**Exercise requirements**. Leave out any picture and return the remaining listing below exactly as given.

**Provided material**.
** begin **

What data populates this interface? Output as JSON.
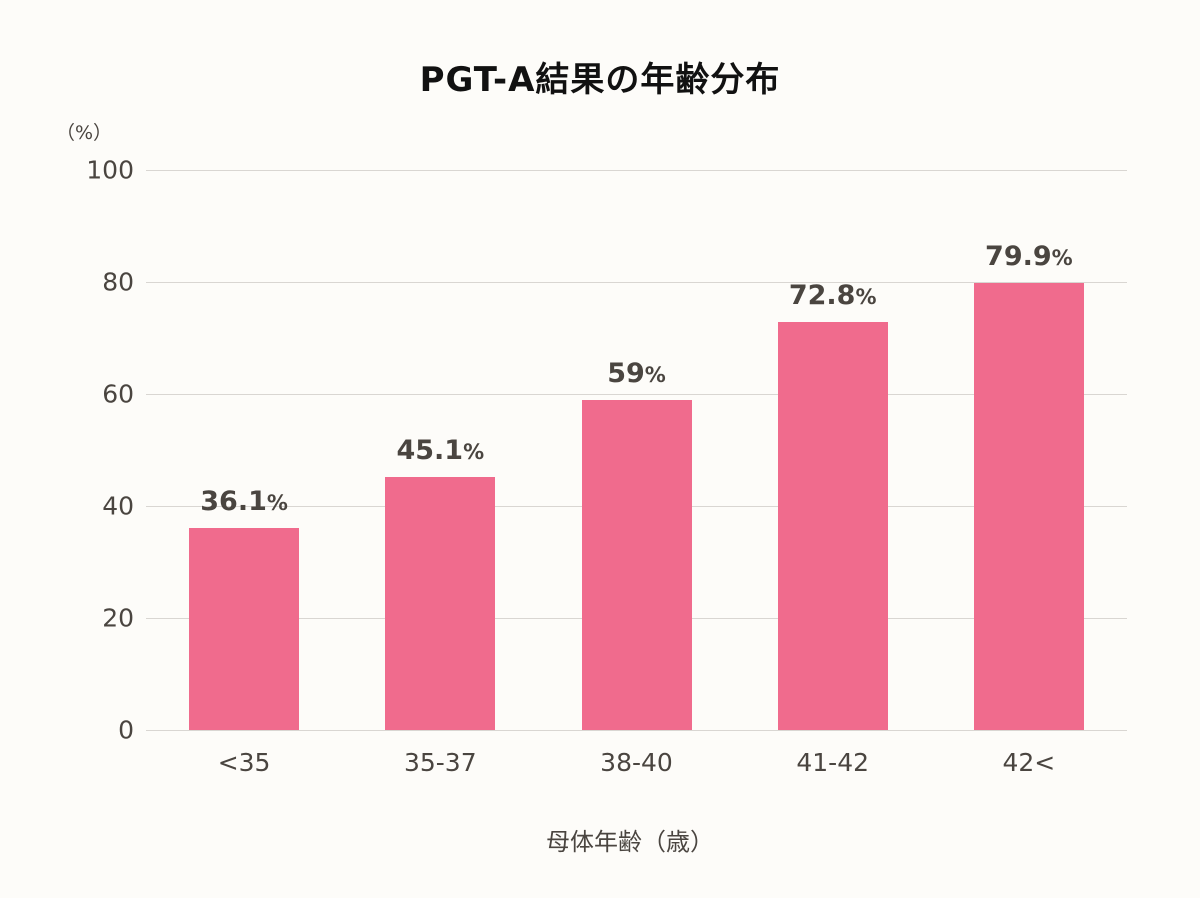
{
  "chart_data": {
    "type": "bar",
    "title": "PGT-A結果の年齢分布",
    "xlabel": "母体年齢（歳）",
    "ylabel": "（%）",
    "categories": [
      "<35",
      "35-37",
      "38-40",
      "41-42",
      "42<"
    ],
    "values": [
      36.1,
      45.1,
      59,
      72.8,
      79.9
    ],
    "data_labels": [
      "36.1",
      "45.1",
      "59",
      "72.8",
      "79.9"
    ],
    "data_label_suffix": "%",
    "ylim": [
      0,
      100
    ],
    "yticks": [
      0,
      20,
      40,
      60,
      80,
      100
    ],
    "grid": true,
    "legend": null,
    "colors": {
      "bar": "#f06b8d",
      "grid": "#d9d6d2",
      "text": "#4a4540",
      "title": "#111111",
      "background": "#fdfcf9"
    }
  }
}
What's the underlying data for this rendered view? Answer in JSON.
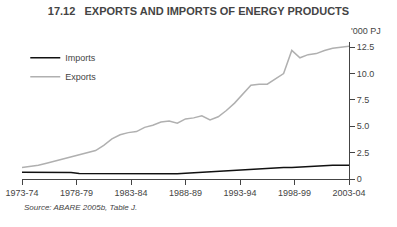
{
  "chart_data": {
    "type": "line",
    "title": "17.12   EXPORTS AND IMPORTS OF ENERGY PRODUCTS",
    "ylabel": "'000 PJ",
    "annotations": [
      "Source: ABARE 2005b, Table J."
    ],
    "x": [
      0,
      0.75,
      1.5,
      2.25,
      3,
      3.75,
      4.5,
      5.25,
      6,
      6.75,
      7.5,
      8.25,
      9,
      9.75,
      10.5,
      11.25,
      12,
      12.75,
      13.5,
      14.25,
      15,
      15.75,
      16.5,
      17.25,
      18,
      18.75,
      19.5,
      20.25,
      21,
      21.75,
      22.5,
      23.25,
      24,
      24.75,
      25.5,
      26.25,
      27,
      27.75,
      28.5,
      29.25,
      30
    ],
    "xlim": [
      0,
      30
    ],
    "xticks": [
      {
        "value": 0,
        "label": "1973-74"
      },
      {
        "value": 5,
        "label": "1978-79"
      },
      {
        "value": 10,
        "label": "1983-84"
      },
      {
        "value": 15,
        "label": "1988-89"
      },
      {
        "value": 20,
        "label": "1993-94"
      },
      {
        "value": 25,
        "label": "1998-99"
      },
      {
        "value": 30,
        "label": "2003-04"
      }
    ],
    "ylim": [
      0,
      13
    ],
    "yticks": [
      0,
      2.5,
      {
        "value": 5,
        "label": "5.0"
      },
      7.5,
      {
        "value": 10,
        "label": "10.0"
      },
      12.5
    ],
    "grid": false,
    "legend": "upper left",
    "series": [
      {
        "name": "Imports",
        "color": "#111111",
        "values": [
          0.65,
          0.65,
          0.6,
          0.6,
          0.62,
          0.62,
          0.62,
          0.52,
          0.52,
          0.52,
          0.5,
          0.5,
          0.45,
          0.45,
          0.45,
          0.45,
          0.45,
          0.5,
          0.5,
          0.5,
          0.55,
          0.6,
          0.65,
          0.7,
          0.75,
          0.8,
          0.85,
          0.9,
          0.95,
          1.0,
          1.0,
          1.05,
          1.1,
          1.1,
          1.15,
          1.2,
          1.2,
          1.25,
          1.3,
          1.3,
          1.3
        ]
      },
      {
        "name": "Exports",
        "color": "#b0b0b0",
        "values": [
          1.1,
          1.2,
          1.3,
          1.5,
          1.7,
          1.9,
          2.1,
          2.3,
          2.5,
          2.7,
          3.2,
          3.8,
          4.2,
          4.4,
          4.5,
          4.9,
          5.1,
          5.4,
          5.5,
          5.3,
          5.7,
          5.8,
          6.0,
          5.6,
          5.9,
          6.5,
          7.2,
          8.0,
          8.9,
          9.0,
          9.0,
          9.5,
          10.0,
          12.2,
          11.5,
          11.8,
          11.9,
          12.2,
          12.4,
          12.5,
          12.6
        ]
      }
    ]
  }
}
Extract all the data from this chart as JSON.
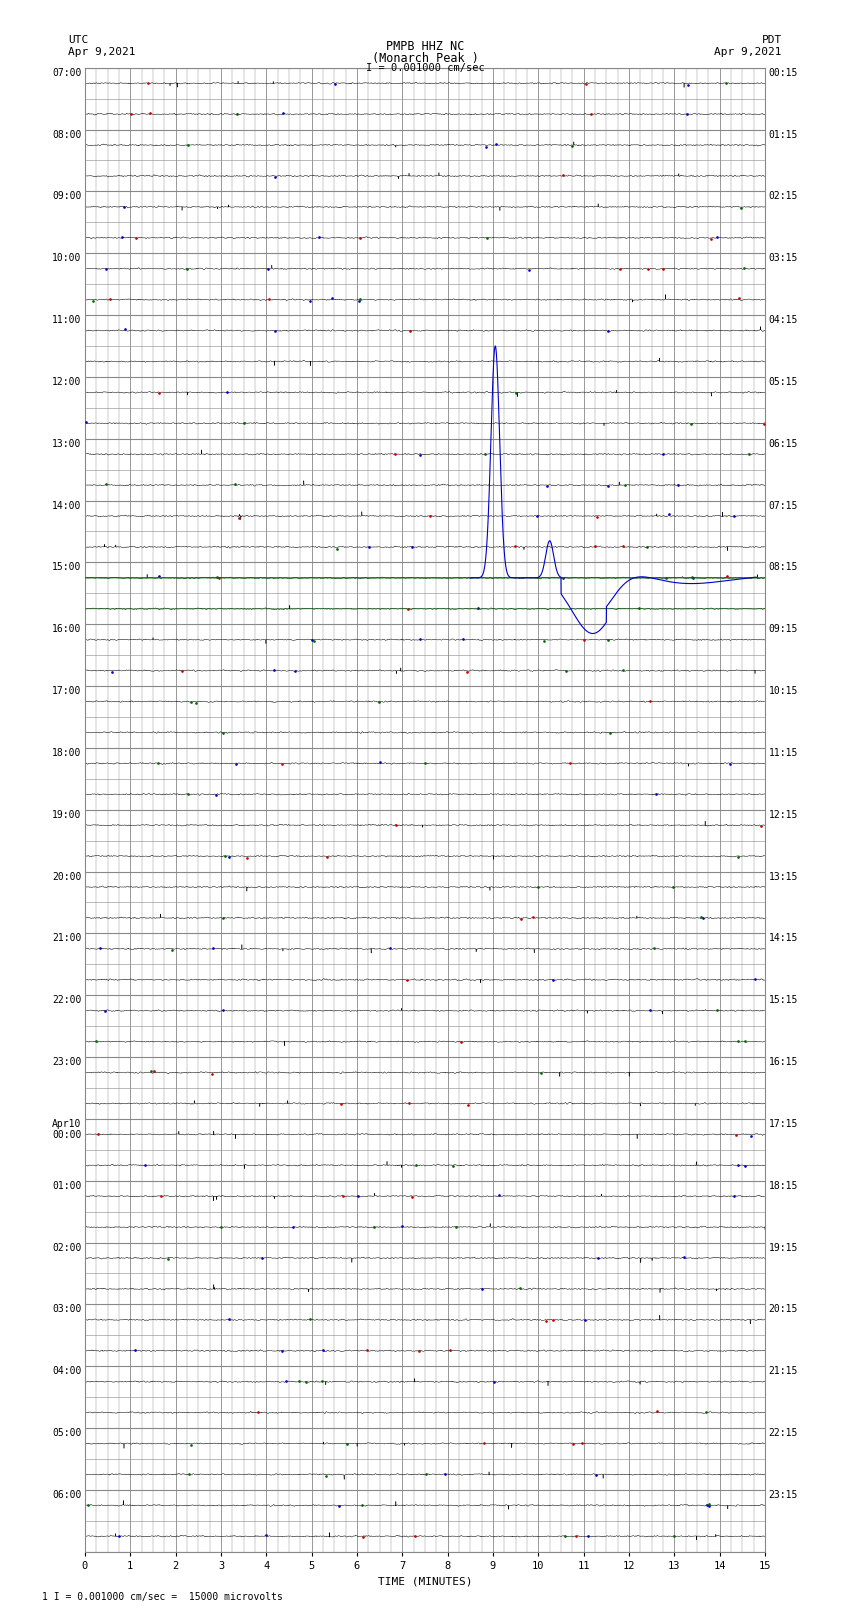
{
  "title_line1": "PMPB HHZ NC",
  "title_line2": "(Monarch Peak )",
  "scale_label": "I = 0.001000 cm/sec",
  "footer_label": "1 I = 0.001000 cm/sec =  15000 microvolts",
  "utc_label": "UTC",
  "utc_date": "Apr 9,2021",
  "pdt_label": "PDT",
  "pdt_date": "Apr 9,2021",
  "xlabel": "TIME (MINUTES)",
  "xlim": [
    0,
    15
  ],
  "xticks": [
    0,
    1,
    2,
    3,
    4,
    5,
    6,
    7,
    8,
    9,
    10,
    11,
    12,
    13,
    14,
    15
  ],
  "bg_color": "#ffffff",
  "trace_color": "#000000",
  "noise_color_red": "#cc0000",
  "noise_color_blue": "#0000cc",
  "noise_color_green": "#006600",
  "grid_color": "#888888",
  "num_hour_rows": 24,
  "subrows_per_hour": 2,
  "left_labels": [
    "07:00",
    "08:00",
    "09:00",
    "10:00",
    "11:00",
    "12:00",
    "13:00",
    "14:00",
    "15:00",
    "16:00",
    "17:00",
    "18:00",
    "19:00",
    "20:00",
    "21:00",
    "22:00",
    "23:00",
    "Apr10\n00:00",
    "01:00",
    "02:00",
    "03:00",
    "04:00",
    "05:00",
    "06:00"
  ],
  "right_labels": [
    "00:15",
    "01:15",
    "02:15",
    "03:15",
    "04:15",
    "05:15",
    "06:15",
    "07:15",
    "08:15",
    "09:15",
    "10:15",
    "11:15",
    "12:15",
    "13:15",
    "14:15",
    "15:15",
    "16:15",
    "17:15",
    "18:15",
    "19:15",
    "20:15",
    "21:15",
    "22:15",
    "23:15"
  ]
}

** end **

**Final result**.
What data populates this interface? Output as JSON.
{
  "chart_data": {
    "type": "bar",
    "title": "PGT-A結果の年齢分布",
    "xlabel": "母体年齢（歳）",
    "ylabel": "（%）",
    "categories": [
      "<35",
      "35-37",
      "38-40",
      "41-42",
      "42<"
    ],
    "values": [
      36.1,
      45.1,
      59,
      72.8,
      79.9
    ],
    "data_labels": [
      "36.1",
      "45.1",
      "59",
      "72.8",
      "79.9"
    ],
    "data_label_suffix": "%",
    "ylim": [
      0,
      100
    ],
    "yticks": [
      0,
      20,
      40,
      60,
      80,
      100
    ],
    "grid": true,
    "legend": null,
    "colors": {
      "bar": "#f06b8d",
      "grid": "#d9d6d2",
      "text": "#4a4540",
      "title": "#111111",
      "background": "#fdfcf9"
    }
  }
}
What's the underlying data for this rendered view? Answer in JSON.
{
  "chart_data": {
    "type": "line",
    "title": "17.12   EXPORTS AND IMPORTS OF ENERGY PRODUCTS",
    "ylabel": "'000 PJ",
    "annotations": [
      "Source: ABARE 2005b, Table J."
    ],
    "x": [
      0,
      0.75,
      1.5,
      2.25,
      3,
      3.75,
      4.5,
      5.25,
      6,
      6.75,
      7.5,
      8.25,
      9,
      9.75,
      10.5,
      11.25,
      12,
      12.75,
      13.5,
      14.25,
      15,
      15.75,
      16.5,
      17.25,
      18,
      18.75,
      19.5,
      20.25,
      21,
      21.75,
      22.5,
      23.25,
      24,
      24.75,
      25.5,
      26.25,
      27,
      27.75,
      28.5,
      29.25,
      30
    ],
    "xlim": [
      0,
      30
    ],
    "xticks": [
      {
        "value": 0,
        "label": "1973-74"
      },
      {
        "value": 5,
        "label": "1978-79"
      },
      {
        "value": 10,
        "label": "1983-84"
      },
      {
        "value": 15,
        "label": "1988-89"
      },
      {
        "value": 20,
        "label": "1993-94"
      },
      {
        "value": 25,
        "label": "1998-99"
      },
      {
        "value": 30,
        "label": "2003-04"
      }
    ],
    "ylim": [
      0,
      13
    ],
    "yticks": [
      0,
      2.5,
      {
        "value": 5,
        "label": "5.0"
      },
      7.5,
      {
        "value": 10,
        "label": "10.0"
      },
      12.5
    ],
    "grid": false,
    "legend": "upper left",
    "series": [
      {
        "name": "Imports",
        "color": "#111111",
        "values": [
          0.65,
          0.65,
          0.6,
          0.6,
          0.62,
          0.62,
          0.62,
          0.52,
          0.52,
          0.52,
          0.5,
          0.5,
          0.45,
          0.45,
          0.45,
          0.45,
          0.45,
          0.5,
          0.5,
          0.5,
          0.55,
          0.6,
          0.65,
          0.7,
          0.75,
          0.8,
          0.85,
          0.9,
          0.95,
          1.0,
          1.0,
          1.05,
          1.1,
          1.1,
          1.15,
          1.2,
          1.2,
          1.25,
          1.3,
          1.3,
          1.3
        ]
      },
      {
        "name": "Exports",
        "color": "#b0b0b0",
        "values": [
          1.1,
          1.2,
          1.3,
          1.5,
          1.7,
          1.9,
          2.1,
          2.3,
          2.5,
          2.7,
          3.2,
          3.8,
          4.2,
          4.4,
          4.5,
          4.9,
          5.1,
          5.4,
          5.5,
          5.3,
          5.7,
          5.8,
          6.0,
          5.6,
          5.9,
          6.5,
          7.2,
          8.0,
          8.9,
          9.0,
          9.0,
          9.5,
          10.0,
          12.2,
          11.5,
          11.8,
          11.9,
          12.2,
          12.4,
          12.5,
          12.6
        ]
      }
    ]
  }
}
Extract all the data from this chart as JSON.
{
  "title_line1": "PMPB HHZ NC",
  "title_line2": "(Monarch Peak )",
  "scale_label": "I = 0.001000 cm/sec",
  "footer_label": "1 I = 0.001000 cm/sec =  15000 microvolts",
  "utc_label": "UTC",
  "utc_date": "Apr 9,2021",
  "pdt_label": "PDT",
  "pdt_date": "Apr 9,2021",
  "xlabel": "TIME (MINUTES)",
  "xlim": [
    0,
    15
  ],
  "xticks": [
    0,
    1,
    2,
    3,
    4,
    5,
    6,
    7,
    8,
    9,
    10,
    11,
    12,
    13,
    14,
    15
  ],
  "bg_color": "#ffffff",
  "trace_color": "#000000",
  "noise_color_red": "#cc0000",
  "noise_color_blue": "#0000cc",
  "noise_color_green": "#006600",
  "grid_color": "#888888",
  "num_hour_rows": 24,
  "subrows_per_hour": 2,
  "left_labels": [
    "07:00",
    "08:00",
    "09:00",
    "10:00",
    "11:00",
    "12:00",
    "13:00",
    "14:00",
    "15:00",
    "16:00",
    "17:00",
    "18:00",
    "19:00",
    "20:00",
    "21:00",
    "22:00",
    "23:00",
    "Apr10\n00:00",
    "01:00",
    "02:00",
    "03:00",
    "04:00",
    "05:00",
    "06:00"
  ],
  "right_labels": [
    "00:15",
    "01:15",
    "02:15",
    "03:15",
    "04:15",
    "05:15",
    "06:15",
    "07:15",
    "08:15",
    "09:15",
    "10:15",
    "11:15",
    "12:15",
    "13:15",
    "14:15",
    "15:15",
    "16:15",
    "17:15",
    "18:15",
    "19:15",
    "20:15",
    "21:15",
    "22:15",
    "23:15"
  ]
}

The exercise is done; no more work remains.